In the parser tutorial:
(a) Which parser does it use to recognize digits?
(b) What do the `<<` and `>>` operators return?
(c) Which parser makes the input end right after the list?

**** Quoted passage

Tutorial
========

Suppose we need to parse a list of numbers separated by commas without an
external lexer. This means that we should build our parser from the simplest
ones.

Parsing numbers
---------------

First, we need to recognize digits. For this we will use the
:func:`reparsec.sequence.satisfy` parser. It is parameterized with a predicate
to test the input token.

>>> from reparsec.sequence import satisfy
>>> digit = satisfy(str.isdigit)


Let's try it in action. We can use the :meth:`reparsec.Parser.parse` method of
our freshly created parser to parse a string. It returns either a result of
successful parse or an error. You can get the actual value or exception with an
:meth:`reparsec.ParseResult.unwrap` method:

>>> digit.parse("123").unwrap()
'1'
>>> digit.parse("a").unwrap()
Traceback (most recent call last):
  ...
reparsec.types.ParseError: at 0: unexpected input

So far, so good. Next, we want to parse numbers. For simplicity let's assume
that a number is a sequence of one or more digits:

>>> digits = digit + digit.many()

We use method :meth:`reparsec.Parser.many` to construct parser that tries to
apply original parser zero or more times, and operator `+` to sequentially
apply two parsers.

>>> digits.parse("123").unwrap()
('1', ['2', '3'])

The output doesn't looks like a number yet. We need
:meth:`reparsec.Parser.fmap` to convert it to a number:

>>> number = digits.fmap(lambda v: int(v[0] + "".join(v[1])))
>>> number.parse("123").unwrap()
123

Parsing lists
-------------

Now we are ready to parse the list. The list is just a sequence of numbers
separated by commas. To parse a single comma we will use the
:func:`reparsec.sequence.sym` parser, which is parameterized with expected
character. Parsers for sequences with separators are usually constructed using
the :meth:`reparsec.Parser.sep_by` combinator:

>>> from reparsec.sequence import sym
>>> list_parser = number.sep_by(sym(","))
>>> list_parser.parse("12,34,56").unwrap()
[12, 34, 56]

Success!

Allowing whitespace
-------------------

What if we want to allow whitespace around numbers? Let's extend the parser to
accept such inputs:

>>> space = satisfy(str.isspace)
>>> spaces = space.many()
>>> number = digits.fmap(lambda v: int(v[0] + "".join(v[1]))) << spaces
>>> comma = sym(",") << spaces
>>> list_parser = spaces >> number.sep_by(comma)
>>> list_parser.parse(" 1 , 2 ").unwrap()
[1, 2]

The `<<` and `>>` operators used here are similar to `+`, but return only the
value of left or right parser, respectively.

Parsing incorrect inputs
------------------------

Until before we focused on parsing valid inputs. But what if we have a string
with unexpected characters in it?

>>> list_parser.parse("1,a").unwrap()
Traceback (most recent call last):
  ...
reparsec.types.ParseError: at 2: unexpected input

The parser reported an error and provided a brief description of what was wrong
with the input.

>>> list_parser.parse("1a").unwrap()
[1]

Ouch! While reporting errors in general, in some cases our parser silently
ignores the rest of the input. Let's fix this by requiring input to end right
after the list using the :func:`reparsec.sequence.eof` parser:

>>> from reparsec.sequence import eof
>>> list_parser = spaces >> number.sep_by(comma) << eof()

********
**** Supplied material

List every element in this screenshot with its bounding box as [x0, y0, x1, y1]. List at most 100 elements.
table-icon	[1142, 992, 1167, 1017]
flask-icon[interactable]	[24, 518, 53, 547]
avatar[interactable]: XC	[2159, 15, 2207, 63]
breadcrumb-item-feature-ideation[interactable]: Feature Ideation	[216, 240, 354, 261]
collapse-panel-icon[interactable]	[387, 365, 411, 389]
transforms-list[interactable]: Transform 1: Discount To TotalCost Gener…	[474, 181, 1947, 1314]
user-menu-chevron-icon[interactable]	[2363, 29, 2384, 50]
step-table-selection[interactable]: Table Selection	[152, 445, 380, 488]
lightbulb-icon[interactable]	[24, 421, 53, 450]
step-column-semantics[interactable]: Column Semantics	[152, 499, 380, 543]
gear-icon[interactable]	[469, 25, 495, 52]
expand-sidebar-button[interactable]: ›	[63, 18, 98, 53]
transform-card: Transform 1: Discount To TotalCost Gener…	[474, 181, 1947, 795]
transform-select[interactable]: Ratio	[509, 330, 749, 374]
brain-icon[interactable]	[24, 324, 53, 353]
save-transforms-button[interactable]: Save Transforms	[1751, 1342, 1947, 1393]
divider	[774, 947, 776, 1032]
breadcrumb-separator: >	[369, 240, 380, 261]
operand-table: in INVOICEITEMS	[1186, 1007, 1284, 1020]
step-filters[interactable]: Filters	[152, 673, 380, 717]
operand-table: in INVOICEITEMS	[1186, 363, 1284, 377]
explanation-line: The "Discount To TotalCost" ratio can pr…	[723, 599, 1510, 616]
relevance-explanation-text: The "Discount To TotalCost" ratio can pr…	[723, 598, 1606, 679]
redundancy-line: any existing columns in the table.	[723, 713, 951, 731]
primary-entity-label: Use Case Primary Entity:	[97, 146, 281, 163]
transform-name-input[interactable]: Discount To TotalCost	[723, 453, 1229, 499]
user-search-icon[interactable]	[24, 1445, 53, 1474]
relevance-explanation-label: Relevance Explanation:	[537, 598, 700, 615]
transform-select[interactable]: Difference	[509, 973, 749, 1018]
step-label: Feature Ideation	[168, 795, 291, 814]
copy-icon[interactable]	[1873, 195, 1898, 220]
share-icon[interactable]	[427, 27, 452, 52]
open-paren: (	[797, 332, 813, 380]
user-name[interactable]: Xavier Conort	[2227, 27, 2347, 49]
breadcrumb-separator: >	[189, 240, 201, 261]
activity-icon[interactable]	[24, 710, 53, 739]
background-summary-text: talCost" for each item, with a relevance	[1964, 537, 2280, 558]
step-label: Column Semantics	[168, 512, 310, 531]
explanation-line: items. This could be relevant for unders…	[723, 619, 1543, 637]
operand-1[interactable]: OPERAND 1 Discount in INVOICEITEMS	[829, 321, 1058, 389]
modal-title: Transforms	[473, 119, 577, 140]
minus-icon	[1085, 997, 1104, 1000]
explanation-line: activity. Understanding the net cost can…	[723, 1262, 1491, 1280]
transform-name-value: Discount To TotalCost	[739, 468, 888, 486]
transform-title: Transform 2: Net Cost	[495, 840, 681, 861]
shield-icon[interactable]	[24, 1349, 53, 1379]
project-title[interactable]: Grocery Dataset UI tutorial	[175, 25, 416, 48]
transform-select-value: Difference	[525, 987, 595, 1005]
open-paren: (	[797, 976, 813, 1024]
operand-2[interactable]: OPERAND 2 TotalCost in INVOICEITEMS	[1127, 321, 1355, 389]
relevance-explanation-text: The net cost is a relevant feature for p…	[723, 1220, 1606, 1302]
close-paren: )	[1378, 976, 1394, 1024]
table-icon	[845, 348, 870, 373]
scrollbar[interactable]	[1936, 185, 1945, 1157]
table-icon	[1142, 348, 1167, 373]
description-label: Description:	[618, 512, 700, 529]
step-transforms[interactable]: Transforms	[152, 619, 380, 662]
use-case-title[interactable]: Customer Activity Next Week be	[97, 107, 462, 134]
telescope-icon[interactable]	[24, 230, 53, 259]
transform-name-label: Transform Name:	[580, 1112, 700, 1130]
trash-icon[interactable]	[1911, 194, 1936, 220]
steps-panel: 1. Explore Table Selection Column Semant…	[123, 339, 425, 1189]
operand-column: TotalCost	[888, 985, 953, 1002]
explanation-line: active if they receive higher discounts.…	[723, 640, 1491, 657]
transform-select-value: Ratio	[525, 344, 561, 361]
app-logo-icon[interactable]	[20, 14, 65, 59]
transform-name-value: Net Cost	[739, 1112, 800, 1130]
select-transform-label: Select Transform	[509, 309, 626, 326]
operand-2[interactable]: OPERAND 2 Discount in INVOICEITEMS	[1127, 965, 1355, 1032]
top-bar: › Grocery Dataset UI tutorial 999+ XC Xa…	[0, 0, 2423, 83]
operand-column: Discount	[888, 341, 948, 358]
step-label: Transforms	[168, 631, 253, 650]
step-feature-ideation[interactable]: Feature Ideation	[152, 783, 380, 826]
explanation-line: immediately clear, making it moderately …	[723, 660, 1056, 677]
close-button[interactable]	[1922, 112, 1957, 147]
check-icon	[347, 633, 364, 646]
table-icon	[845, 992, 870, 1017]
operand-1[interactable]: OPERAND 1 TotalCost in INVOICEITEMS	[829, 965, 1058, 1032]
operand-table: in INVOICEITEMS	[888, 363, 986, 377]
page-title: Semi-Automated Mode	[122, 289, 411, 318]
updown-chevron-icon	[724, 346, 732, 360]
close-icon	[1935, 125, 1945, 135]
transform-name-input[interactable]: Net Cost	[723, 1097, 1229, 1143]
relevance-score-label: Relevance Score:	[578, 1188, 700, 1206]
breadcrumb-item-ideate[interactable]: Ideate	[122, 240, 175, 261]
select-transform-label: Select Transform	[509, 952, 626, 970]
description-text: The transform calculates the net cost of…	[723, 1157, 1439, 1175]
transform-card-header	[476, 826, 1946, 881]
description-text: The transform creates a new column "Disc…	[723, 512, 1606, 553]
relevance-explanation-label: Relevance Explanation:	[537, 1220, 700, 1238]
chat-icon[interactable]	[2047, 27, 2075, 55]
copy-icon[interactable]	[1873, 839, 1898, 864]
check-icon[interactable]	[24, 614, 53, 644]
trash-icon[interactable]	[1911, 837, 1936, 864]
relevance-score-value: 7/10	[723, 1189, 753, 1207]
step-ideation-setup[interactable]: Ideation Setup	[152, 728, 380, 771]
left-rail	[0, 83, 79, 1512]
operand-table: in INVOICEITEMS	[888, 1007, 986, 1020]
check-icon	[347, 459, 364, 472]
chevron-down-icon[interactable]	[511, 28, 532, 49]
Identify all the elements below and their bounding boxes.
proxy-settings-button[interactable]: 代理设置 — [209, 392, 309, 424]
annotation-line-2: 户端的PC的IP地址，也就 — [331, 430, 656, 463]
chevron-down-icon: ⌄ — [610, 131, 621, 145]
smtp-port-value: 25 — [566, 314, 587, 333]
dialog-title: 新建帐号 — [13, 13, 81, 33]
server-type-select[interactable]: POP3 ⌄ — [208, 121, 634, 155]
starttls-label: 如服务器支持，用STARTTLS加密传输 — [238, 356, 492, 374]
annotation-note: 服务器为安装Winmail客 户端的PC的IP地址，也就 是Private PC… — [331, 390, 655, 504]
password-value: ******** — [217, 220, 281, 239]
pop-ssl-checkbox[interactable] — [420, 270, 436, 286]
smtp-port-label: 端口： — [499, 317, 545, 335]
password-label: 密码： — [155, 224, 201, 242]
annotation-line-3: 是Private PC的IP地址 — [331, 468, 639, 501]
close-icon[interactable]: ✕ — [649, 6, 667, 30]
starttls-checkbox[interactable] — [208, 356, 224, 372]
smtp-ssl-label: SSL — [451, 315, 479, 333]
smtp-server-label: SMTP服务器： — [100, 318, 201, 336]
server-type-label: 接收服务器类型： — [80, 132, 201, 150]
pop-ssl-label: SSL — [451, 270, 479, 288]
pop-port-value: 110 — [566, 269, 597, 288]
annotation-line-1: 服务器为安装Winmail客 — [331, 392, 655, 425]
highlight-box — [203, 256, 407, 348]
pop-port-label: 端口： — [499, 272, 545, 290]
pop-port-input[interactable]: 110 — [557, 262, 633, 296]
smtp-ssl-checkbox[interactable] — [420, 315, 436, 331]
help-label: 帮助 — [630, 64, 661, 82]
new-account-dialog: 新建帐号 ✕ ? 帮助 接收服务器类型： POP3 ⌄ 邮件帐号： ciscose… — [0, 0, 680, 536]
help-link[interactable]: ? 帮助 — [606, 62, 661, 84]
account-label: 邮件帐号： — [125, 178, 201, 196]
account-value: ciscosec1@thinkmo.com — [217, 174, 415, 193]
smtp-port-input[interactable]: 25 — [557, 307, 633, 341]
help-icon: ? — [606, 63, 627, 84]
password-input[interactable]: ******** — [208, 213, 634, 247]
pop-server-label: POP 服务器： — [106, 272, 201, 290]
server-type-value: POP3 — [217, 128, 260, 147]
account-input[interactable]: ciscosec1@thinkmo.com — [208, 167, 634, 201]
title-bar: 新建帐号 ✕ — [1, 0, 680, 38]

********

[Full answer]:
(a) `reparsec.sequence.satisfy`, given the predicate `str.isdigit`.
(b) `<<` returns only the value of the left parser, and `>>` returns only the value of the right parser.
(c) `reparsec.sequence.eof`